— begin Supplied information —

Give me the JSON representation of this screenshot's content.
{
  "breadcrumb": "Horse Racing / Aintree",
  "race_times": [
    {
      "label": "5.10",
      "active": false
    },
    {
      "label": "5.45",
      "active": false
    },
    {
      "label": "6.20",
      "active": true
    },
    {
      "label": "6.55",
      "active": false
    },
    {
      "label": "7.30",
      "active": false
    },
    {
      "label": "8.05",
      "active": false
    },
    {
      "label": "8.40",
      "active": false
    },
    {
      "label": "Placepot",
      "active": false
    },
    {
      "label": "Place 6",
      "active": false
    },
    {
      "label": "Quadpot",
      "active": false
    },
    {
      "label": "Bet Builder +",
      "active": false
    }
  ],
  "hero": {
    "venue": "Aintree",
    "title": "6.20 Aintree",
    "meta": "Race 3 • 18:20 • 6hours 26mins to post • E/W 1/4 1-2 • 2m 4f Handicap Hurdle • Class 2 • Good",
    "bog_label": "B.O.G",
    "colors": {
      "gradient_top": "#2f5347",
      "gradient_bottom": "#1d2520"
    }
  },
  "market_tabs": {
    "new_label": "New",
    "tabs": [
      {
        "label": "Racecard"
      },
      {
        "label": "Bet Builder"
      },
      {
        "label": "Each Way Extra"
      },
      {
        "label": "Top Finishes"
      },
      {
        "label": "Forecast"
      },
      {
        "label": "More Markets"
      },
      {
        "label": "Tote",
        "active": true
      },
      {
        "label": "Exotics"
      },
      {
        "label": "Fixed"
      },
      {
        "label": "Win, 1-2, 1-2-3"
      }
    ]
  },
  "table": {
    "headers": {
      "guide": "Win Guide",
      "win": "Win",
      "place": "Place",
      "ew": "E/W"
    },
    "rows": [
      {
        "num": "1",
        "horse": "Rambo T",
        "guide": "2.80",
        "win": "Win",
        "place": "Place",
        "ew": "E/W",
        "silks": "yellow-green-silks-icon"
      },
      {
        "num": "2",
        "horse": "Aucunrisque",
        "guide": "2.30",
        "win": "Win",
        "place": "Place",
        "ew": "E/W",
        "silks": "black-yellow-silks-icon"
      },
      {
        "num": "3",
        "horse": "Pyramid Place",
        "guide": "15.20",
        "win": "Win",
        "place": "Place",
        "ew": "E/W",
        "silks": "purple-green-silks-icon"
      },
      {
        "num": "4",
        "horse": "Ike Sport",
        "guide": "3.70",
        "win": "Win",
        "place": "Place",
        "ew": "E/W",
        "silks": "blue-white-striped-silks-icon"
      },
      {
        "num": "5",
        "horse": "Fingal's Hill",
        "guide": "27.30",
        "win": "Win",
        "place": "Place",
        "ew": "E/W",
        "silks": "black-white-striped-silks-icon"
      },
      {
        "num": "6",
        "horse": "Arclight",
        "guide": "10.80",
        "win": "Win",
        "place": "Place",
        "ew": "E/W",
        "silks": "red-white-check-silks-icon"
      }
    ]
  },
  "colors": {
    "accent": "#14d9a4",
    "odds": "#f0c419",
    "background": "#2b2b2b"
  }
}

— end Supplied information —

#### [What is asked]
Print the records once more, exactly as they were given.

#### [Worked solution]
Give me the JSON representation of this screenshot's content.
{
  "breadcrumb": "Horse Racing / Aintree",
  "race_times": [
    {
      "label": "5.10",
      "active": false
    },
    {
      "label": "5.45",
      "active": false
    },
    {
      "label": "6.20",
      "active": true
    },
    {
      "label": "6.55",
      "active": false
    },
    {
      "label": "7.30",
      "active": false
    },
    {
      "label": "8.05",
      "active": false
    },
    {
      "label": "8.40",
      "active": false
    },
    {
      "label": "Placepot",
      "active": false
    },
    {
      "label": "Place 6",
      "active": false
    },
    {
      "label": "Quadpot",
      "active": false
    },
    {
      "label": "Bet Builder +",
      "active": false
    }
  ],
  "hero": {
    "venue": "Aintree",
    "title": "6.20 Aintree",
    "meta": "Race 3 • 18:20 • 6hours 26mins to post • E/W 1/4 1-2 • 2m 4f Handicap Hurdle • Class 2 • Good",
    "bog_label": "B.O.G",
    "colors": {
      "gradient_top": "#2f5347",
      "gradient_bottom": "#1d2520"
    }
  },
  "market_tabs": {
    "new_label": "New",
    "tabs": [
      {
        "label": "Racecard"
      },
      {
        "label": "Bet Builder"
      },
      {
        "label": "Each Way Extra"
      },
      {
        "label": "Top Finishes"
      },
      {
        "label": "Forecast"
      },
      {
        "label": "More Markets"
      },
      {
        "label": "Tote",
        "active": true
      },
      {
        "label": "Exotics"
      },
      {
        "label": "Fixed"
      },
      {
        "label": "Win, 1-2, 1-2-3"
      }
    ]
  },
  "table": {
    "headers": {
      "guide": "Win Guide",
      "win": "Win",
      "place": "Place",
      "ew": "E/W"
    },
    "rows": [
      {
        "num": "1",
        "horse": "Rambo T",
        "guide": "2.80",
        "win": "Win",
        "place": "Place",
        "ew": "E/W",
        "silks": "yellow-green-silks-icon"
      },
      {
        "num": "2",
        "horse": "Aucunrisque",
        "guide": "2.30",
        "win": "Win",
        "place": "Place",
        "ew": "E/W",
        "silks": "black-yellow-silks-icon"
      },
      {
        "num": "3",
        "horse": "Pyramid Place",
        "guide": "15.20",
        "win": "Win",
        "place": "Place",
        "ew": "E/W",
        "silks": "purple-green-silks-icon"
      },
      {
        "num": "4",
        "horse": "Ike Sport",
        "guide": "3.70",
        "win": "Win",
        "place": "Place",
        "ew": "E/W",
        "silks": "blue-white-striped-silks-icon"
      },
      {
        "num": "5",
        "horse": "Fingal's Hill",
        "guide": "27.30",
        "win": "Win",
        "place": "Place",
        "ew": "E/W",
        "silks": "black-white-striped-silks-icon"
      },
      {
        "num": "6",
        "horse": "Arclight",
        "guide": "10.80",
        "win": "Win",
        "place": "Place",
        "ew": "E/W",
        "silks": "red-white-check-silks-icon"
      }
    ]
  },
  "colors": {
    "accent": "#14d9a4",
    "odds": "#f0c419",
    "background": "#2b2b2b"
  }
}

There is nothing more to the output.